** Start Material shown **
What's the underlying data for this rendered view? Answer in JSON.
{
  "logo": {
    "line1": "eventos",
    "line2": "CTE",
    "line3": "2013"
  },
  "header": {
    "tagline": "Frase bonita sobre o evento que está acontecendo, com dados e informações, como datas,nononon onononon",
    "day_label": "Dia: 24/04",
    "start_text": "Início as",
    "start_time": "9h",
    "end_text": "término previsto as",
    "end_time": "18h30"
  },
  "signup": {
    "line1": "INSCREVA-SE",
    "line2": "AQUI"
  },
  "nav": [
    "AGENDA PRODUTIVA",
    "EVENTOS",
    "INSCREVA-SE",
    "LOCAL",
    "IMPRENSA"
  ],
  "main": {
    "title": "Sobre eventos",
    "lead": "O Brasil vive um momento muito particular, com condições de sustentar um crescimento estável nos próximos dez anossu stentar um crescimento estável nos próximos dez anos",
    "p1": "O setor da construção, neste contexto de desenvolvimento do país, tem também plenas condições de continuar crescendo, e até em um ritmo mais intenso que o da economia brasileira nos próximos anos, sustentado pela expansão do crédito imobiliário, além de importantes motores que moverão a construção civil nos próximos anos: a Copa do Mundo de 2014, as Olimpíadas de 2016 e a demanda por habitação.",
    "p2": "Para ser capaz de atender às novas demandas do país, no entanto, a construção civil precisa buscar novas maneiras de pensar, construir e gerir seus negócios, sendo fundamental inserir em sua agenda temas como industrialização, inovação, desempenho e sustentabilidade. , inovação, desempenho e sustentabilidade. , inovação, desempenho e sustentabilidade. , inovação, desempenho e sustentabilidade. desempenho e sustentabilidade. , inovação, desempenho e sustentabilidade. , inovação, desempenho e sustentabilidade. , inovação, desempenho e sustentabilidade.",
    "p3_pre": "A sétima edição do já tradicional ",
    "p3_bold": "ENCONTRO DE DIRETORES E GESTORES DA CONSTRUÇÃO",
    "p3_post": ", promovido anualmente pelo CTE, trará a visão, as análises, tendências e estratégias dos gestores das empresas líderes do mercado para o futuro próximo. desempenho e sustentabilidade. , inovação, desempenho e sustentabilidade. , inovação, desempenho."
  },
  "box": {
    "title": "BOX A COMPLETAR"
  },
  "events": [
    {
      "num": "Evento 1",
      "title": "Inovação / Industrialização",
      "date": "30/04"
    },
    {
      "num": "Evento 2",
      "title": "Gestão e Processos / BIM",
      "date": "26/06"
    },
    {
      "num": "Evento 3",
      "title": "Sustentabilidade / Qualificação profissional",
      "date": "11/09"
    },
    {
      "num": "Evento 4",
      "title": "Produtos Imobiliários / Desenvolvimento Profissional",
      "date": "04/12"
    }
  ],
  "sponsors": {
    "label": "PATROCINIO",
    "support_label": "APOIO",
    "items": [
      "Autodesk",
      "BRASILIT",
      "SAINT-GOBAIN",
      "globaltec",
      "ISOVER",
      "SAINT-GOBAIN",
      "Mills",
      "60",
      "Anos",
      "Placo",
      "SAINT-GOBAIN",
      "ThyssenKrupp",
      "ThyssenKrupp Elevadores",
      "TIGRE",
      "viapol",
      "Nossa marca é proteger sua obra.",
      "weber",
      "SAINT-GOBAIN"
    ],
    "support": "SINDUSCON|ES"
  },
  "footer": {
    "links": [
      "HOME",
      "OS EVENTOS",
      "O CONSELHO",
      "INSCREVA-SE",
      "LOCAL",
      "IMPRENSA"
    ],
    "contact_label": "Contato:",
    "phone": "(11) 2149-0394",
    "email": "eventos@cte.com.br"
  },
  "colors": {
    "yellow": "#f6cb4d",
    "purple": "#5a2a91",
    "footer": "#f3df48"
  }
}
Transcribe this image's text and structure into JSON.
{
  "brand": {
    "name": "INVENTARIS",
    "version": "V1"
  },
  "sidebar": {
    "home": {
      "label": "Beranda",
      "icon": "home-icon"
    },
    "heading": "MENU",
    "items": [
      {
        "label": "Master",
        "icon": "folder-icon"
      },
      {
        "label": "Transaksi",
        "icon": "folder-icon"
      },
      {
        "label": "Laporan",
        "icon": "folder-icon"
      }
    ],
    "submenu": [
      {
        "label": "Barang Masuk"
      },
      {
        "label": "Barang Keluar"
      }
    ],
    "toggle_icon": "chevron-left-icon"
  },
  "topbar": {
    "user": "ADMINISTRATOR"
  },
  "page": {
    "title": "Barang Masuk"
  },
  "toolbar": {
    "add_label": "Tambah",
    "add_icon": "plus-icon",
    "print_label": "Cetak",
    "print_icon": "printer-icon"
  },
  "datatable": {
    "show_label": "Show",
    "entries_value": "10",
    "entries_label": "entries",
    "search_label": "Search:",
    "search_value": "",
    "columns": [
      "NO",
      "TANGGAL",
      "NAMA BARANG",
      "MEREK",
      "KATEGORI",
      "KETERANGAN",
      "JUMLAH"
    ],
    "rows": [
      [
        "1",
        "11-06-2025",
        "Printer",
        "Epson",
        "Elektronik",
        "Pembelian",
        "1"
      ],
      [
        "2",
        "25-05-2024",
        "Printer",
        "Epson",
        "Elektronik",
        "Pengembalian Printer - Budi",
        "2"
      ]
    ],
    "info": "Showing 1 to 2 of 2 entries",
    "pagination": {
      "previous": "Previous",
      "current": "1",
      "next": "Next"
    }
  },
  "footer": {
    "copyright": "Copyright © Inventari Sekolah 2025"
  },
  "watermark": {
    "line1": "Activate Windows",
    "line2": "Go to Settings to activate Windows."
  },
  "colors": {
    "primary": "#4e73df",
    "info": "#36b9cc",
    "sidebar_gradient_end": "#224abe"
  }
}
** End Material shown **
■ Goal ■
Output the full listing exactly as it stands.

■ Expected answer ■
What's the underlying data for this rendered view? Answer in JSON.
{
  "logo": {
    "line1": "eventos",
    "line2": "CTE",
    "line3": "2013"
  },
  "header": {
    "tagline": "Frase bonita sobre o evento que está acontecendo, com dados e informações, como datas,nononon onononon",
    "day_label": "Dia: 24/04",
    "start_text": "Início as",
    "start_time": "9h",
    "end_text": "término previsto as",
    "end_time": "18h30"
  },
  "signup": {
    "line1": "INSCREVA-SE",
    "line2": "AQUI"
  },
  "nav": [
    "AGENDA PRODUTIVA",
    "EVENTOS",
    "INSCREVA-SE",
    "LOCAL",
    "IMPRENSA"
  ],
  "main": {
    "title": "Sobre eventos",
    "lead": "O Brasil vive um momento muito particular, com condições de sustentar um crescimento estável nos próximos dez anossu stentar um crescimento estável nos próximos dez anos",
    "p1": "O setor da construção, neste contexto de desenvolvimento do país, tem também plenas condições de continuar crescendo, e até em um ritmo mais intenso que o da economia brasileira nos próximos anos, sustentado pela expansão do crédito imobiliário, além de importantes motores que moverão a construção civil nos próximos anos: a Copa do Mundo de 2014, as Olimpíadas de 2016 e a demanda por habitação.",
    "p2": "Para ser capaz de atender às novas demandas do país, no entanto, a construção civil precisa buscar novas maneiras de pensar, construir e gerir seus negócios, sendo fundamental inserir em sua agenda temas como industrialização, inovação, desempenho e sustentabilidade. , inovação, desempenho e sustentabilidade. , inovação, desempenho e sustentabilidade. , inovação, desempenho e sustentabilidade. desempenho e sustentabilidade. , inovação, desempenho e sustentabilidade. , inovação, desempenho e sustentabilidade. , inovação, desempenho e sustentabilidade.",
    "p3_pre": "A sétima edição do já tradicional ",
    "p3_bold": "ENCONTRO DE DIRETORES E GESTORES DA CONSTRUÇÃO",
    "p3_post": ", promovido anualmente pelo CTE, trará a visão, as análises, tendências e estratégias dos gestores das empresas líderes do mercado para o futuro próximo. desempenho e sustentabilidade. , inovação, desempenho e sustentabilidade. , inovação, desempenho."
  },
  "box": {
    "title": "BOX A COMPLETAR"
  },
  "events": [
    {
      "num": "Evento 1",
      "title": "Inovação / Industrialização",
      "date": "30/04"
    },
    {
      "num": "Evento 2",
      "title": "Gestão e Processos / BIM",
      "date": "26/06"
    },
    {
      "num": "Evento 3",
      "title": "Sustentabilidade / Qualificação profissional",
      "date": "11/09"
    },
    {
      "num": "Evento 4",
      "title": "Produtos Imobiliários / Desenvolvimento Profissional",
      "date": "04/12"
    }
  ],
  "sponsors": {
    "label": "PATROCINIO",
    "support_label": "APOIO",
    "items": [
      "Autodesk",
      "BRASILIT",
      "SAINT-GOBAIN",
      "globaltec",
      "ISOVER",
      "SAINT-GOBAIN",
      "Mills",
      "60",
      "Anos",
      "Placo",
      "SAINT-GOBAIN",
      "ThyssenKrupp",
      "ThyssenKrupp Elevadores",
      "TIGRE",
      "viapol",
      "Nossa marca é proteger sua obra.",
      "weber",
      "SAINT-GOBAIN"
    ],
    "support": "SINDUSCON|ES"
  },
  "footer": {
    "links": [
      "HOME",
      "OS EVENTOS",
      "O CONSELHO",
      "INSCREVA-SE",
      "LOCAL",
      "IMPRENSA"
    ],
    "contact_label": "Contato:",
    "phone": "(11) 2149-0394",
    "email": "eventos@cte.com.br"
  },
  "colors": {
    "yellow": "#f6cb4d",
    "purple": "#5a2a91",
    "footer": "#f3df48"
  }
}
Transcribe this image's text and structure into JSON.
{
  "brand": {
    "name": "INVENTARIS",
    "version": "V1"
  },
  "sidebar": {
    "home": {
      "label": "Beranda",
      "icon": "home-icon"
    },
    "heading": "MENU",
    "items": [
      {
        "label": "Master",
        "icon": "folder-icon"
      },
      {
        "label": "Transaksi",
        "icon": "folder-icon"
      },
      {
        "label": "Laporan",
        "icon": "folder-icon"
      }
    ],
    "submenu": [
      {
        "label": "Barang Masuk"
      },
      {
        "label": "Barang Keluar"
      }
    ],
    "toggle_icon": "chevron-left-icon"
  },
  "topbar": {
    "user": "ADMINISTRATOR"
  },
  "page": {
    "title": "Barang Masuk"
  },
  "toolbar": {
    "add_label": "Tambah",
    "add_icon": "plus-icon",
    "print_label": "Cetak",
    "print_icon": "printer-icon"
  },
  "datatable": {
    "show_label": "Show",
    "entries_value": "10",
    "entries_label": "entries",
    "search_label": "Search:",
    "search_value": "",
    "columns": [
      "NO",
      "TANGGAL",
      "NAMA BARANG",
      "MEREK",
      "KATEGORI",
      "KETERANGAN",
      "JUMLAH"
    ],
    "rows": [
      [
        "1",
        "11-06-2025",
        "Printer",
        "Epson",
        "Elektronik",
        "Pembelian",
        "1"
      ],
      [
        "2",
        "25-05-2024",
        "Printer",
        "Epson",
        "Elektronik",
        "Pengembalian Printer - Budi",
        "2"
      ]
    ],
    "info": "Showing 1 to 2 of 2 entries",
    "pagination": {
      "previous": "Previous",
      "current": "1",
      "next": "Next"
    }
  },
  "footer": {
    "copyright": "Copyright © Inventari Sekolah 2025"
  },
  "watermark": {
    "line1": "Activate Windows",
    "line2": "Go to Settings to activate Windows."
  },
  "colors": {
    "primary": "#4e73df",
    "info": "#36b9cc",
    "sidebar_gradient_end": "#224abe"
  }
}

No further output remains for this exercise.